Stored data:
________________________________________

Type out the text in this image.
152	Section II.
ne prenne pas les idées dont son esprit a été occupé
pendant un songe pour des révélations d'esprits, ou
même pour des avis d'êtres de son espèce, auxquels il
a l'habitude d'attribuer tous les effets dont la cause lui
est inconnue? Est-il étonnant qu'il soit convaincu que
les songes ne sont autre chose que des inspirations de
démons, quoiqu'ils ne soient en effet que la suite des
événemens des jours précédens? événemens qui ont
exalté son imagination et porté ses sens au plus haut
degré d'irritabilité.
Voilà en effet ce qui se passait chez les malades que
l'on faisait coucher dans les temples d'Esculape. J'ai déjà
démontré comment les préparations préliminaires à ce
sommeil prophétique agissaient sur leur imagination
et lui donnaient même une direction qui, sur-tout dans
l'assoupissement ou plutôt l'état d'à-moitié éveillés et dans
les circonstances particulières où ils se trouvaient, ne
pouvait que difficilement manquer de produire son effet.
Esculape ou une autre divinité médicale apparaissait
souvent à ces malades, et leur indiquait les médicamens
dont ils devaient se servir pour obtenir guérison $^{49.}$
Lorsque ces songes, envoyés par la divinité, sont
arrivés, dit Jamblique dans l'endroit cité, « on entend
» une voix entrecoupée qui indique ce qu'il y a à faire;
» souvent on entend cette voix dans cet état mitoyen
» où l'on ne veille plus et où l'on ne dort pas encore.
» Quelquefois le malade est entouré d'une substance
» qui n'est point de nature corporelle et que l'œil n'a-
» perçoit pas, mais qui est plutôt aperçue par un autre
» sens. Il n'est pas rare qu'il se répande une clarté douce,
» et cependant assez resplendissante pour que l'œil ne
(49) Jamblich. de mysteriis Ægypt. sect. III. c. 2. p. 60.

________________________________________

All of the data needs to be printed once more, exactly.

Type out the text in this image.
152	Section II.
ne prenne pas les idées dont son esprit a été occupé
pendant un songe pour des révélations d'esprits, ou
même pour des avis d'êtres de son espèce, auxquels il
a l'habitude d'attribuer tous les effets dont la cause lui
est inconnue? Est-il étonnant qu'il soit convaincu que
les songes ne sont autre chose que des inspirations de
démons, quoiqu'ils ne soient en effet que la suite des
événemens des jours précédens? événemens qui ont
exalté son imagination et porté ses sens au plus haut
degré d'irritabilité.
Voilà en effet ce qui se passait chez les malades que
l'on faisait coucher dans les temples d'Esculape. J'ai déjà
démontré comment les préparations préliminaires à ce
sommeil prophétique agissaient sur leur imagination
et lui donnaient même une direction qui, sur-tout dans
l'assoupissement ou plutôt l'état d'à-moitié éveillés et dans
les circonstances particulières où ils se trouvaient, ne
pouvait que difficilement manquer de produire son effet.
Esculape ou une autre divinité médicale apparaissait
souvent à ces malades, et leur indiquait les médicamens
dont ils devaient se servir pour obtenir guérison $^{49.}$
Lorsque ces songes, envoyés par la divinité, sont
arrivés, dit Jamblique dans l'endroit cité, « on entend
» une voix entrecoupée qui indique ce qu'il y a à faire;
» souvent on entend cette voix dans cet état mitoyen
» où l'on ne veille plus et où l'on ne dort pas encore.
» Quelquefois le malade est entouré d'une substance
» qui n'est point de nature corporelle et que l'œil n'a-
» perçoit pas, mais qui est plutôt aperçue par un autre
» sens. Il n'est pas rare qu'il se répande une clarté douce,
» et cependant assez resplendissante pour que l'œil ne
(49) Jamblich. de mysteriis Ægypt. sect. III. c. 2. p. 60.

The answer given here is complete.